-- Goal --
Copy each line that has the string "bunker" somewhere in it.

[Stored records]
<<<<

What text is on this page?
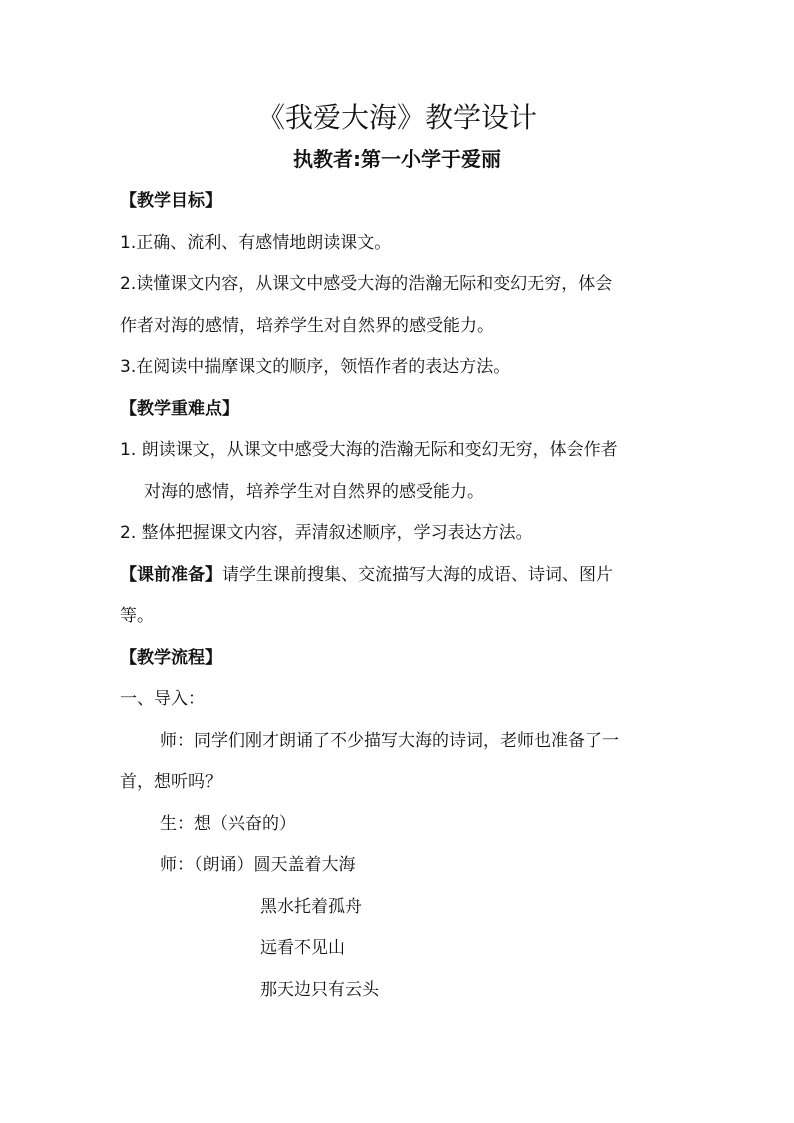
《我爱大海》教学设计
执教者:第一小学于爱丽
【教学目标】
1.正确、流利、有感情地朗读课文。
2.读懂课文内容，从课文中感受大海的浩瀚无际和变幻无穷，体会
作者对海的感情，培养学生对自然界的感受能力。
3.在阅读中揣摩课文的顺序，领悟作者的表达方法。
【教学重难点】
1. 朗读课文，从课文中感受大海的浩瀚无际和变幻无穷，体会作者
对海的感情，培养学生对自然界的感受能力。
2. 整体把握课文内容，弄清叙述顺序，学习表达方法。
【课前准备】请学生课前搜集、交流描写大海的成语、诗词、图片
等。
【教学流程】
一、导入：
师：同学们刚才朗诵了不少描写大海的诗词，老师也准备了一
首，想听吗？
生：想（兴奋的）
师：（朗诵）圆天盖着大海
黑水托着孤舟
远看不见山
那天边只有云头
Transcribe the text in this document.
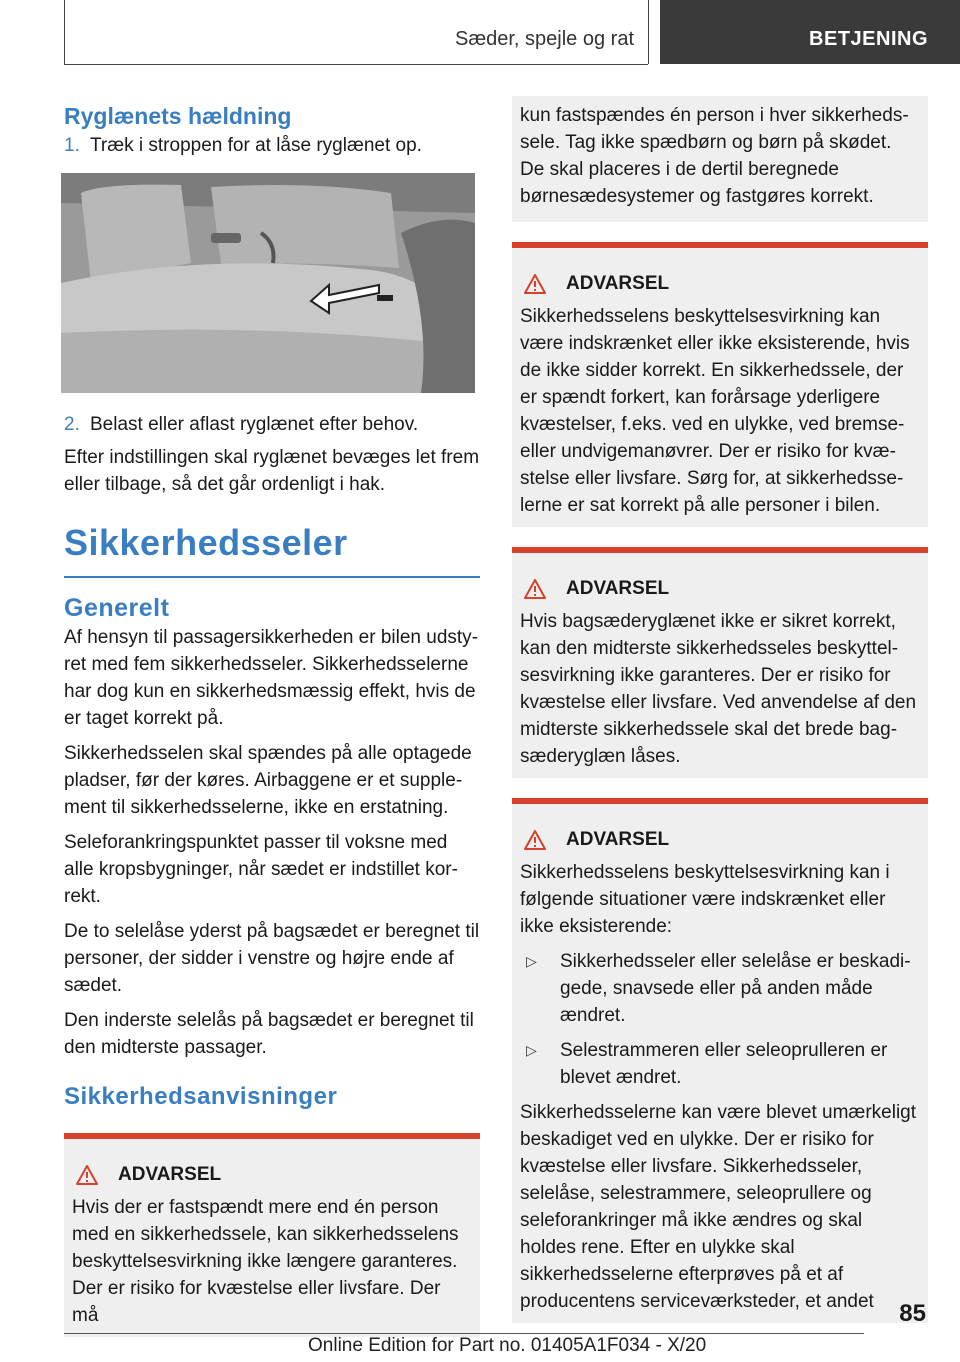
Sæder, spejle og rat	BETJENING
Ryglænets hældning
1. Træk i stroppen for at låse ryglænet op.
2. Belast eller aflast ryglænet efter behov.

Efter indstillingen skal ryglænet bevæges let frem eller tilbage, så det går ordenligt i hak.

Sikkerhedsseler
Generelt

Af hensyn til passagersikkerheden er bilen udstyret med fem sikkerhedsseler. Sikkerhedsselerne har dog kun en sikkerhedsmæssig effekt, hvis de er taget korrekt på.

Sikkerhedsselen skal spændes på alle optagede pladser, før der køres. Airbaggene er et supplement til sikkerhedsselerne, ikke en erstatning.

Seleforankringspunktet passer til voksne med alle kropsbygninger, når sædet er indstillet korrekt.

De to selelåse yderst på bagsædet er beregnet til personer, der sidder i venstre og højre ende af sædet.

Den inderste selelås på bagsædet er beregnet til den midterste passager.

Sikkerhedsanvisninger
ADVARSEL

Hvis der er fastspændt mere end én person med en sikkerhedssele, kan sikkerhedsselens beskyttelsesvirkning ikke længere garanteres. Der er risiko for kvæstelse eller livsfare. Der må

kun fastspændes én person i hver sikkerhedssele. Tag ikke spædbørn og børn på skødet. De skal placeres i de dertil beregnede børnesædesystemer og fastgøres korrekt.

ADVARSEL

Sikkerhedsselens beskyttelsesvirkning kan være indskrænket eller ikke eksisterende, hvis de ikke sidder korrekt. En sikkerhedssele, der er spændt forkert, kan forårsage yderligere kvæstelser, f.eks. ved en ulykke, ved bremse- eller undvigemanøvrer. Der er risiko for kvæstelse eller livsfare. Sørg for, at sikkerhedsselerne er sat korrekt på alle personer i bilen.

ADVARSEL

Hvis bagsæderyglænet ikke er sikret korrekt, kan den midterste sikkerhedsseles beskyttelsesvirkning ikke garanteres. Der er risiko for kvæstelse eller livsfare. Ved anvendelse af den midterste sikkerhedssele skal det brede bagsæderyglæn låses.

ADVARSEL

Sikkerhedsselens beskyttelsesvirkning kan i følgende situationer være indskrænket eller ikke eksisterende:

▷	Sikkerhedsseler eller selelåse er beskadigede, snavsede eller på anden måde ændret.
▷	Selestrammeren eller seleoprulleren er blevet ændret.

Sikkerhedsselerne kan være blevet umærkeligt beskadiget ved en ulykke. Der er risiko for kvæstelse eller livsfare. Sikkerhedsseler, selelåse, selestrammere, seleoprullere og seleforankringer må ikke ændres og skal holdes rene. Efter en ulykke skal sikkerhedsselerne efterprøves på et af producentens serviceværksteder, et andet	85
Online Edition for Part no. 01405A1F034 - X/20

>>>>
<<<<

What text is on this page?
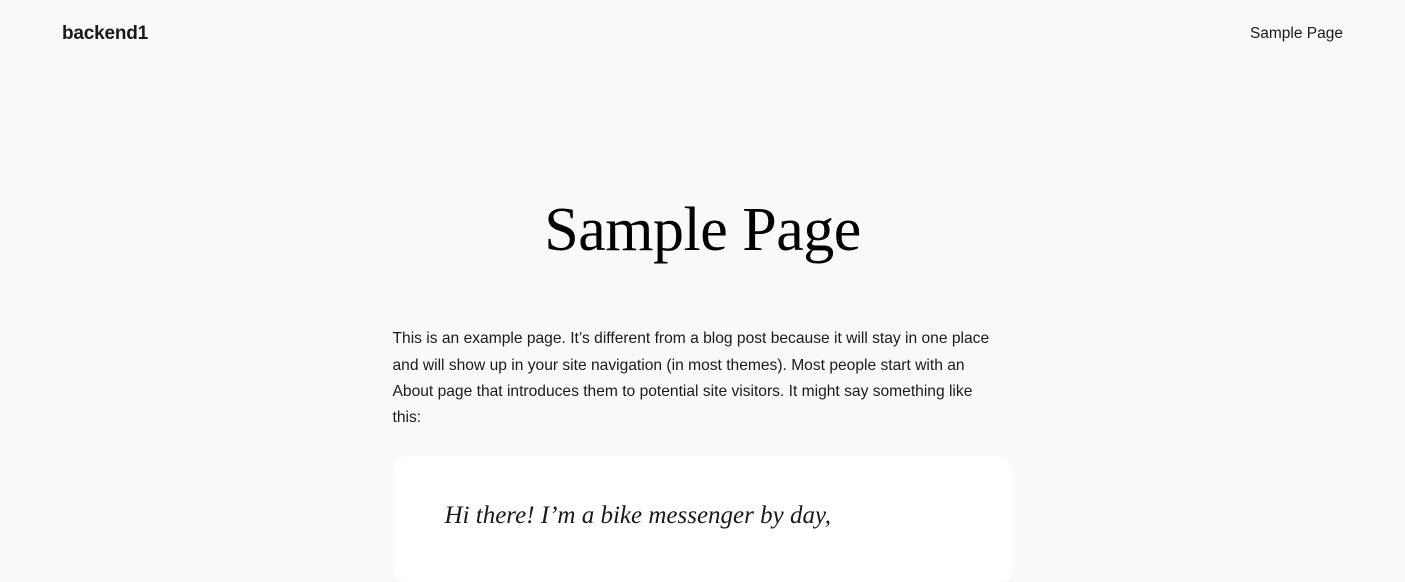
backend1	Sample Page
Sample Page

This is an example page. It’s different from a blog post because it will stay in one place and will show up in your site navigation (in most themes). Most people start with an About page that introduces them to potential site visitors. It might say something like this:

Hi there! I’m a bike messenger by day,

>>>>
<<<<

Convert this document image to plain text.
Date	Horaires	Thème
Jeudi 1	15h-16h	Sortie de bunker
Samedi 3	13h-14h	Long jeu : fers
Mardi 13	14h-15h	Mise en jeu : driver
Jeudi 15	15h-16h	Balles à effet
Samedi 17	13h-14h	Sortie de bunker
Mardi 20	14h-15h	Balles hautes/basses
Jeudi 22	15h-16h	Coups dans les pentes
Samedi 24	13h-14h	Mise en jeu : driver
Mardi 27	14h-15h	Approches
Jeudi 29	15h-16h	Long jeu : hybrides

>>>>

-- Result of the exercise --
Jeudi 1	15h-16h	Sortie de bunker
Samedi 17	13h-14h	Sortie de bunker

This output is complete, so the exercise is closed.